** What is required **
Please restate the following records word for word.
--- Begin Extracted information ---
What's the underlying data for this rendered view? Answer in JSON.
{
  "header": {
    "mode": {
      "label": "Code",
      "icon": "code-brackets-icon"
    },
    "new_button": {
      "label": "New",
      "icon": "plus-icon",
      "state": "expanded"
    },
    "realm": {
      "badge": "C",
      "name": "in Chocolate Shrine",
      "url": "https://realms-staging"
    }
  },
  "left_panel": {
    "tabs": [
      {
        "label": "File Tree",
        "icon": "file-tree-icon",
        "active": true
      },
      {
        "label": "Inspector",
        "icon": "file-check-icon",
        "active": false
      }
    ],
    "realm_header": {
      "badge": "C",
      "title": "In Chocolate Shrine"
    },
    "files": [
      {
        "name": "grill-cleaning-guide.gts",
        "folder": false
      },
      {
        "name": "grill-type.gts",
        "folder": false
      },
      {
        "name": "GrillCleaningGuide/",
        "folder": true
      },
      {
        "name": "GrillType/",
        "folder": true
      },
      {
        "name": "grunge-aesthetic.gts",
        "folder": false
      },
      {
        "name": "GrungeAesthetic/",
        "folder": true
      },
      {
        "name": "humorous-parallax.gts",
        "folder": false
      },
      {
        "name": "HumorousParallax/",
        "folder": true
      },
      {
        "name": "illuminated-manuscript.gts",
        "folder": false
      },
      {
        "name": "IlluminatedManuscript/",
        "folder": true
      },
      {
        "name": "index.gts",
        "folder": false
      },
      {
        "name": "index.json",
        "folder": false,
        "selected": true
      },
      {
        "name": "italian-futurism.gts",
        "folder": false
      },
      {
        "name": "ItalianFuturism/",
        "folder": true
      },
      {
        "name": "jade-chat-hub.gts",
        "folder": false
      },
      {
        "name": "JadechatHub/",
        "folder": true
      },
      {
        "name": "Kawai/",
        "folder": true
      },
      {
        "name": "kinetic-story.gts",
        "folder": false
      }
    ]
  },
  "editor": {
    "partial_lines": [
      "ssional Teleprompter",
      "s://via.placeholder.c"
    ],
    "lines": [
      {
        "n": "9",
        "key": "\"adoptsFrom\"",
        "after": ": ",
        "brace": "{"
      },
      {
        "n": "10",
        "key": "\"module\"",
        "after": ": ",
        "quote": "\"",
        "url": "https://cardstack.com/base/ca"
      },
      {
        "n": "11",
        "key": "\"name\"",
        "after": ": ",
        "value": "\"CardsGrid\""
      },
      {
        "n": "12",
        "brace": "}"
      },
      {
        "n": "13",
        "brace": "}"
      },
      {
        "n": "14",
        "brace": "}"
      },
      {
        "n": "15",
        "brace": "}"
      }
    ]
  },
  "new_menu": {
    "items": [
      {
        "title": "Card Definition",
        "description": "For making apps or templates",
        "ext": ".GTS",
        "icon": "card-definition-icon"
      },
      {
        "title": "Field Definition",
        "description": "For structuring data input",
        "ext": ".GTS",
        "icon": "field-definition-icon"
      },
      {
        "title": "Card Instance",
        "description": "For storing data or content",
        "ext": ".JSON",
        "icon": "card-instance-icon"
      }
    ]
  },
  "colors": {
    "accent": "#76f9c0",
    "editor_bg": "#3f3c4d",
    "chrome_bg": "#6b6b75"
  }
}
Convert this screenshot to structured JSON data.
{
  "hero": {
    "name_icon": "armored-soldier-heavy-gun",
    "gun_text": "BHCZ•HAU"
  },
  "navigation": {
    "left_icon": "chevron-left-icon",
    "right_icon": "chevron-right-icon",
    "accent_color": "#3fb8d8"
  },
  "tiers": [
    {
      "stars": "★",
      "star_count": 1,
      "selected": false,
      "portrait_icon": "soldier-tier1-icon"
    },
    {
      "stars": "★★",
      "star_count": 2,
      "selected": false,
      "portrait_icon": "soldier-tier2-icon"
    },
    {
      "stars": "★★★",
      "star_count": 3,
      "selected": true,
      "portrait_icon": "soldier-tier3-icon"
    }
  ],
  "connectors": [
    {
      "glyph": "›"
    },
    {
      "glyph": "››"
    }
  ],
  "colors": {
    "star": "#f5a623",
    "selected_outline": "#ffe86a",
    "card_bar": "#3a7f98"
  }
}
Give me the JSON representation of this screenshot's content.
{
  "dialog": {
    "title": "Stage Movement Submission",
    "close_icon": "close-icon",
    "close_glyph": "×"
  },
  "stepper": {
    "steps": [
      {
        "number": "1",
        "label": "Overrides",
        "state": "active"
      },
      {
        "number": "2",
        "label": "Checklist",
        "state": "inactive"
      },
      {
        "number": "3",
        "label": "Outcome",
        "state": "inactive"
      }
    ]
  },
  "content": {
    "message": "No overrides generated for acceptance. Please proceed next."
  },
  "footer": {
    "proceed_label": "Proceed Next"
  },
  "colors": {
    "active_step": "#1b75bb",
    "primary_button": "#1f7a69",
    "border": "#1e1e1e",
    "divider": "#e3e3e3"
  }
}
--- End Extracted information ---
** Exercise result **
What's the underlying data for this rendered view? Answer in JSON.
{
  "header": {
    "mode": {
      "label": "Code",
      "icon": "code-brackets-icon"
    },
    "new_button": {
      "label": "New",
      "icon": "plus-icon",
      "state": "expanded"
    },
    "realm": {
      "badge": "C",
      "name": "in Chocolate Shrine",
      "url": "https://realms-staging"
    }
  },
  "left_panel": {
    "tabs": [
      {
        "label": "File Tree",
        "icon": "file-tree-icon",
        "active": true
      },
      {
        "label": "Inspector",
        "icon": "file-check-icon",
        "active": false
      }
    ],
    "realm_header": {
      "badge": "C",
      "title": "In Chocolate Shrine"
    },
    "files": [
      {
        "name": "grill-cleaning-guide.gts",
        "folder": false
      },
      {
        "name": "grill-type.gts",
        "folder": false
      },
      {
        "name": "GrillCleaningGuide/",
        "folder": true
      },
      {
        "name": "GrillType/",
        "folder": true
      },
      {
        "name": "grunge-aesthetic.gts",
        "folder": false
      },
      {
        "name": "GrungeAesthetic/",
        "folder": true
      },
      {
        "name": "humorous-parallax.gts",
        "folder": false
      },
      {
        "name": "HumorousParallax/",
        "folder": true
      },
      {
        "name": "illuminated-manuscript.gts",
        "folder": false
      },
      {
        "name": "IlluminatedManuscript/",
        "folder": true
      },
      {
        "name": "index.gts",
        "folder": false
      },
      {
        "name": "index.json",
        "folder": false,
        "selected": true
      },
      {
        "name": "italian-futurism.gts",
        "folder": false
      },
      {
        "name": "ItalianFuturism/",
        "folder": true
      },
      {
        "name": "jade-chat-hub.gts",
        "folder": false
      },
      {
        "name": "JadechatHub/",
        "folder": true
      },
      {
        "name": "Kawai/",
        "folder": true
      },
      {
        "name": "kinetic-story.gts",
        "folder": false
      }
    ]
  },
  "editor": {
    "partial_lines": [
      "ssional Teleprompter",
      "s://via.placeholder.c"
    ],
    "lines": [
      {
        "n": "9",
        "key": "\"adoptsFrom\"",
        "after": ": ",
        "brace": "{"
      },
      {
        "n": "10",
        "key": "\"module\"",
        "after": ": ",
        "quote": "\"",
        "url": "https://cardstack.com/base/ca"
      },
      {
        "n": "11",
        "key": "\"name\"",
        "after": ": ",
        "value": "\"CardsGrid\""
      },
      {
        "n": "12",
        "brace": "}"
      },
      {
        "n": "13",
        "brace": "}"
      },
      {
        "n": "14",
        "brace": "}"
      },
      {
        "n": "15",
        "brace": "}"
      }
    ]
  },
  "new_menu": {
    "items": [
      {
        "title": "Card Definition",
        "description": "For making apps or templates",
        "ext": ".GTS",
        "icon": "card-definition-icon"
      },
      {
        "title": "Field Definition",
        "description": "For structuring data input",
        "ext": ".GTS",
        "icon": "field-definition-icon"
      },
      {
        "title": "Card Instance",
        "description": "For storing data or content",
        "ext": ".JSON",
        "icon": "card-instance-icon"
      }
    ]
  },
  "colors": {
    "accent": "#76f9c0",
    "editor_bg": "#3f3c4d",
    "chrome_bg": "#6b6b75"
  }
}
Convert this screenshot to structured JSON data.
{
  "hero": {
    "name_icon": "armored-soldier-heavy-gun",
    "gun_text": "BHCZ•HAU"
  },
  "navigation": {
    "left_icon": "chevron-left-icon",
    "right_icon": "chevron-right-icon",
    "accent_color": "#3fb8d8"
  },
  "tiers": [
    {
      "stars": "★",
      "star_count": 1,
      "selected": false,
      "portrait_icon": "soldier-tier1-icon"
    },
    {
      "stars": "★★",
      "star_count": 2,
      "selected": false,
      "portrait_icon": "soldier-tier2-icon"
    },
    {
      "stars": "★★★",
      "star_count": 3,
      "selected": true,
      "portrait_icon": "soldier-tier3-icon"
    }
  ],
  "connectors": [
    {
      "glyph": "›"
    },
    {
      "glyph": "››"
    }
  ],
  "colors": {
    "star": "#f5a623",
    "selected_outline": "#ffe86a",
    "card_bar": "#3a7f98"
  }
}
Give me the JSON representation of this screenshot's content.
{
  "dialog": {
    "title": "Stage Movement Submission",
    "close_icon": "close-icon",
    "close_glyph": "×"
  },
  "stepper": {
    "steps": [
      {
        "number": "1",
        "label": "Overrides",
        "state": "active"
      },
      {
        "number": "2",
        "label": "Checklist",
        "state": "inactive"
      },
      {
        "number": "3",
        "label": "Outcome",
        "state": "inactive"
      }
    ]
  },
  "content": {
    "message": "No overrides generated for acceptance. Please proceed next."
  },
  "footer": {
    "proceed_label": "Proceed Next"
  },
  "colors": {
    "active_step": "#1b75bb",
    "primary_button": "#1f7a69",
    "border": "#1e1e1e",
    "divider": "#e3e3e3"
  }
}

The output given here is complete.